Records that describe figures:
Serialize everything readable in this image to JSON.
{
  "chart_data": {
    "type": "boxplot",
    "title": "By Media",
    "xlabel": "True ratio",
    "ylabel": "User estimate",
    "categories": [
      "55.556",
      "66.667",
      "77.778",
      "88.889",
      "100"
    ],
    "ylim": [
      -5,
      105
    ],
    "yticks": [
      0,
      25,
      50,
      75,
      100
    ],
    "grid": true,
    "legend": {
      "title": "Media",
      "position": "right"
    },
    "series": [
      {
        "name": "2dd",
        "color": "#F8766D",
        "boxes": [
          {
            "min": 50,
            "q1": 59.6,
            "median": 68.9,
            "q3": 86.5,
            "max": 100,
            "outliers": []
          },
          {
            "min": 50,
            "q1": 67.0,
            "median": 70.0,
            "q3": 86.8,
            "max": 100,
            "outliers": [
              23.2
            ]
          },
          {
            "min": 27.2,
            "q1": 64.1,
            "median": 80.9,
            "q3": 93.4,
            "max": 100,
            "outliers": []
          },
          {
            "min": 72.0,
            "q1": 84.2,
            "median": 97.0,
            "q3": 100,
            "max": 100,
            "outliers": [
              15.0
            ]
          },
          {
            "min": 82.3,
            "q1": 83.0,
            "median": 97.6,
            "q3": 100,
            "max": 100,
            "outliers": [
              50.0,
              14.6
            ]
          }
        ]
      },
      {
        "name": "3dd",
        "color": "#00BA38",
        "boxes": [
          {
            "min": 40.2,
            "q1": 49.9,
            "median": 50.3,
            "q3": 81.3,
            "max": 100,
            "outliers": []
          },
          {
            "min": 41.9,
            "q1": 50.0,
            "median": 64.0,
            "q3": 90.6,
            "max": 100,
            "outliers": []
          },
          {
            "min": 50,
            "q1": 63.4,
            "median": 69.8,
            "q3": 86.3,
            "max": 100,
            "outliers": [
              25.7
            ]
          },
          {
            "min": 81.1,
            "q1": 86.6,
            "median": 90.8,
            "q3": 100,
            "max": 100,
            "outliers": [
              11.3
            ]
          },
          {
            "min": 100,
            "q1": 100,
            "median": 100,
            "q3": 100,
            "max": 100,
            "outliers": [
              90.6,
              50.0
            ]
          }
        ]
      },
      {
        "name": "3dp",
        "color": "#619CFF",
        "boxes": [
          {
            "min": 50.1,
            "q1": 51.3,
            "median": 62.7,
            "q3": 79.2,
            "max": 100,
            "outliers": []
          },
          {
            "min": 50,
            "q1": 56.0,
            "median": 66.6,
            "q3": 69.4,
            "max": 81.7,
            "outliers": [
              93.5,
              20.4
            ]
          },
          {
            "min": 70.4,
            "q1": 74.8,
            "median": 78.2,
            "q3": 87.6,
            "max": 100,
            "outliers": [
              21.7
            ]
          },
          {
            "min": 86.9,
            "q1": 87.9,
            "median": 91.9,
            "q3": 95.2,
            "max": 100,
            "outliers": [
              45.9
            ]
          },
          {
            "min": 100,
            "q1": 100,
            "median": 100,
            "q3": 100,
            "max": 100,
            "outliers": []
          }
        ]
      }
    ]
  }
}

**AIM**
Your task is to reproduce the whole listing exactly.

**OUTPUT BELOW**
Serialize everything readable in this image to JSON.
{
  "chart_data": {
    "type": "boxplot",
    "title": "By Media",
    "xlabel": "True ratio",
    "ylabel": "User estimate",
    "categories": [
      "55.556",
      "66.667",
      "77.778",
      "88.889",
      "100"
    ],
    "ylim": [
      -5,
      105
    ],
    "yticks": [
      0,
      25,
      50,
      75,
      100
    ],
    "grid": true,
    "legend": {
      "title": "Media",
      "position": "right"
    },
    "series": [
      {
        "name": "2dd",
        "color": "#F8766D",
        "boxes": [
          {
            "min": 50,
            "q1": 59.6,
            "median": 68.9,
            "q3": 86.5,
            "max": 100,
            "outliers": []
          },
          {
            "min": 50,
            "q1": 67.0,
            "median": 70.0,
            "q3": 86.8,
            "max": 100,
            "outliers": [
              23.2
            ]
          },
          {
            "min": 27.2,
            "q1": 64.1,
            "median": 80.9,
            "q3": 93.4,
            "max": 100,
            "outliers": []
          },
          {
            "min": 72.0,
            "q1": 84.2,
            "median": 97.0,
            "q3": 100,
            "max": 100,
            "outliers": [
              15.0
            ]
          },
          {
            "min": 82.3,
            "q1": 83.0,
            "median": 97.6,
            "q3": 100,
            "max": 100,
            "outliers": [
              50.0,
              14.6
            ]
          }
        ]
      },
      {
        "name": "3dd",
        "color": "#00BA38",
        "boxes": [
          {
            "min": 40.2,
            "q1": 49.9,
            "median": 50.3,
            "q3": 81.3,
            "max": 100,
            "outliers": []
          },
          {
            "min": 41.9,
            "q1": 50.0,
            "median": 64.0,
            "q3": 90.6,
            "max": 100,
            "outliers": []
          },
          {
            "min": 50,
            "q1": 63.4,
            "median": 69.8,
            "q3": 86.3,
            "max": 100,
            "outliers": [
              25.7
            ]
          },
          {
            "min": 81.1,
            "q1": 86.6,
            "median": 90.8,
            "q3": 100,
            "max": 100,
            "outliers": [
              11.3
            ]
          },
          {
            "min": 100,
            "q1": 100,
            "median": 100,
            "q3": 100,
            "max": 100,
            "outliers": [
              90.6,
              50.0
            ]
          }
        ]
      },
      {
        "name": "3dp",
        "color": "#619CFF",
        "boxes": [
          {
            "min": 50.1,
            "q1": 51.3,
            "median": 62.7,
            "q3": 79.2,
            "max": 100,
            "outliers": []
          },
          {
            "min": 50,
            "q1": 56.0,
            "median": 66.6,
            "q3": 69.4,
            "max": 81.7,
            "outliers": [
              93.5,
              20.4
            ]
          },
          {
            "min": 70.4,
            "q1": 74.8,
            "median": 78.2,
            "q3": 87.6,
            "max": 100,
            "outliers": [
              21.7
            ]
          },
          {
            "min": 86.9,
            "q1": 87.9,
            "median": 91.9,
            "q3": 95.2,
            "max": 100,
            "outliers": [
              45.9
            ]
          },
          {
            "min": 100,
            "q1": 100,
            "median": 100,
            "q3": 100,
            "max": 100,
            "outliers": []
          }
        ]
      }
    ]
  }
}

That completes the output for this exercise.